* [Exercise task]
Reproduce the listing word for word, leaving every picture behind.

* [Working data]
━━━━━━

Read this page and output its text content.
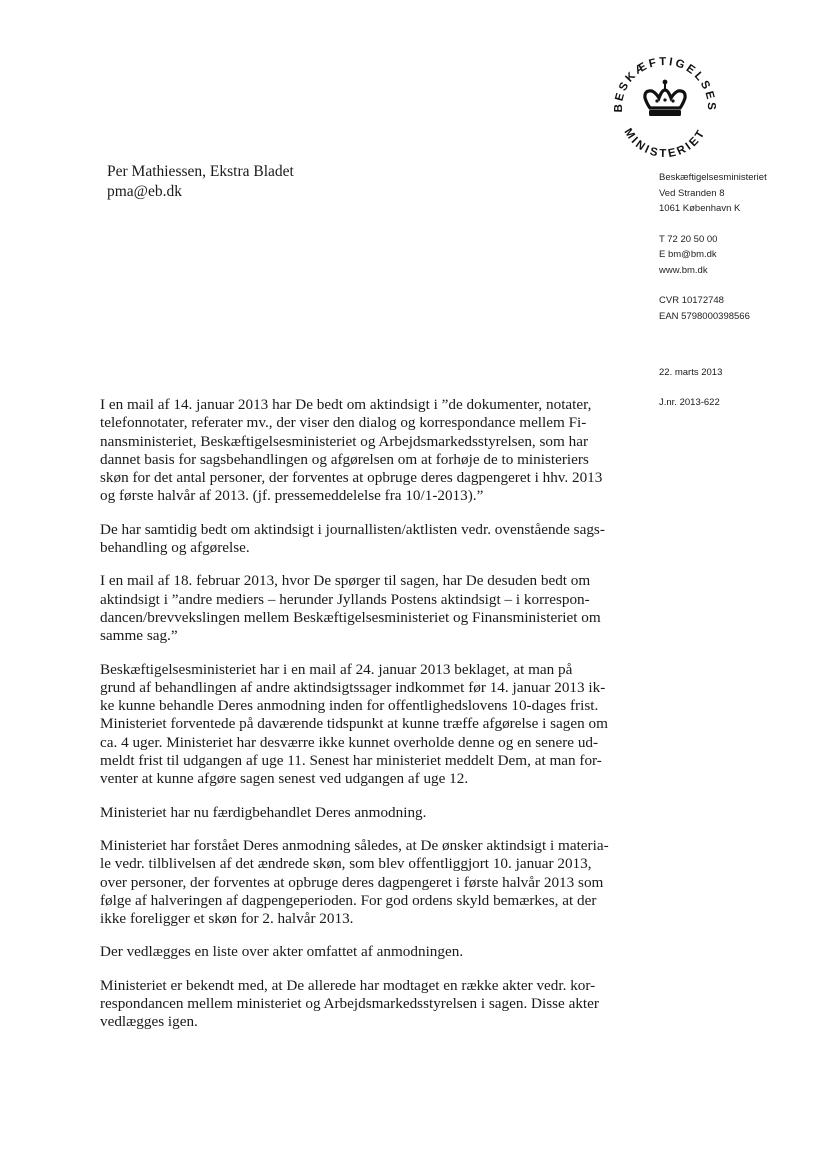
BESKÆFTIGELSES
MINISTERIET
Per Mathiessen, Ekstra Bladet
pma@eb.dk
Beskæftigelsesministeriet
Ved Stranden 8
1061 København K
T 72 20 50 00
E bm@bm.dk
www.bm.dk
CVR 10172748
EAN 5798000398566
22. marts 2013
J.nr. 2013-622

I en mail af 14. januar 2013 har De bedt om aktindsigt i ”de dokumenter, notater,
telefonnotater, referater mv., der viser den dialog og korrespondance mellem Fi-
nansministeriet, Beskæftigelsesministeriet og Arbejdsmarkedsstyrelsen, som har
dannet basis for sagsbehandlingen og afgørelsen om at forhøje de to ministeriers
skøn for det antal personer, der forventes at opbruge deres dagpengeret i hhv. 2013
og første halvår af 2013. (jf. pressemeddelelse fra 10/1-2013).”

De har samtidig bedt om aktindsigt i journallisten/aktlisten vedr. ovenstående sags-
behandling og afgørelse.

I en mail af 18. februar 2013, hvor De spørger til sagen, har De desuden bedt om
aktindsigt i ”andre mediers – herunder Jyllands Postens aktindsigt – i korrespon-
dancen/brevvekslingen mellem Beskæftigelsesministeriet og Finansministeriet om
samme sag.”

Beskæftigelsesministeriet har i en mail af 24. januar 2013 beklaget, at man på
grund af behandlingen af andre aktindsigtssager indkommet før 14. januar 2013 ik-
ke kunne behandle Deres anmodning inden for offentlighedslovens 10-dages frist.
Ministeriet forventede på daværende tidspunkt at kunne træffe afgørelse i sagen om
ca. 4 uger. Ministeriet har desværre ikke kunnet overholde denne og en senere ud-
meldt frist til udgangen af uge 11. Senest har ministeriet meddelt Dem, at man for-
venter at kunne afgøre sagen senest ved udgangen af uge 12.

Ministeriet har nu færdigbehandlet Deres anmodning.

Ministeriet har forstået Deres anmodning således, at De ønsker aktindsigt i materia-
le vedr. tilblivelsen af det ændrede skøn, som blev offentliggjort 10. januar 2013,
over personer, der forventes at opbruge deres dagpengeret i første halvår 2013 som
følge af halveringen af dagpengeperioden. For god ordens skyld bemærkes, at der
ikke foreligger et skøn for 2. halvår 2013.

Der vedlægges en liste over akter omfattet af anmodningen.

Ministeriet er bekendt med, at De allerede har modtaget en række akter vedr. kor-
respondancen mellem ministeriet og Arbejdsmarkedsstyrelsen i sagen. Disse akter
vedlægges igen.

━━━━━━

* [Answer to the exercise]
Read this page and output its text content.
BESKÆFTIGELSES
MINISTERIET
Per Mathiessen, Ekstra Bladet
pma@eb.dk
Beskæftigelsesministeriet
Ved Stranden 8
1061 København K
T 72 20 50 00
E bm@bm.dk
www.bm.dk
CVR 10172748
EAN 5798000398566
22. marts 2013
J.nr. 2013-622

I en mail af 14. januar 2013 har De bedt om aktindsigt i ”de dokumenter, notater,
telefonnotater, referater mv., der viser den dialog og korrespondance mellem Fi-
nansministeriet, Beskæftigelsesministeriet og Arbejdsmarkedsstyrelsen, som har
dannet basis for sagsbehandlingen og afgørelsen om at forhøje de to ministeriers
skøn for det antal personer, der forventes at opbruge deres dagpengeret i hhv. 2013
og første halvår af 2013. (jf. pressemeddelelse fra 10/1-2013).”

De har samtidig bedt om aktindsigt i journallisten/aktlisten vedr. ovenstående sags-
behandling og afgørelse.

I en mail af 18. februar 2013, hvor De spørger til sagen, har De desuden bedt om
aktindsigt i ”andre mediers – herunder Jyllands Postens aktindsigt – i korrespon-
dancen/brevvekslingen mellem Beskæftigelsesministeriet og Finansministeriet om
samme sag.”

Beskæftigelsesministeriet har i en mail af 24. januar 2013 beklaget, at man på
grund af behandlingen af andre aktindsigtssager indkommet før 14. januar 2013 ik-
ke kunne behandle Deres anmodning inden for offentlighedslovens 10-dages frist.
Ministeriet forventede på daværende tidspunkt at kunne træffe afgørelse i sagen om
ca. 4 uger. Ministeriet har desværre ikke kunnet overholde denne og en senere ud-
meldt frist til udgangen af uge 11. Senest har ministeriet meddelt Dem, at man for-
venter at kunne afgøre sagen senest ved udgangen af uge 12.

Ministeriet har nu færdigbehandlet Deres anmodning.

Ministeriet har forstået Deres anmodning således, at De ønsker aktindsigt i materia-
le vedr. tilblivelsen af det ændrede skøn, som blev offentliggjort 10. januar 2013,
over personer, der forventes at opbruge deres dagpengeret i første halvår 2013 som
følge af halveringen af dagpengeperioden. For god ordens skyld bemærkes, at der
ikke foreligger et skøn for 2. halvår 2013.

Der vedlægges en liste over akter omfattet af anmodningen.

Ministeriet er bekendt med, at De allerede har modtaget en række akter vedr. kor-
respondancen mellem ministeriet og Arbejdsmarkedsstyrelsen i sagen. Disse akter
vedlægges igen.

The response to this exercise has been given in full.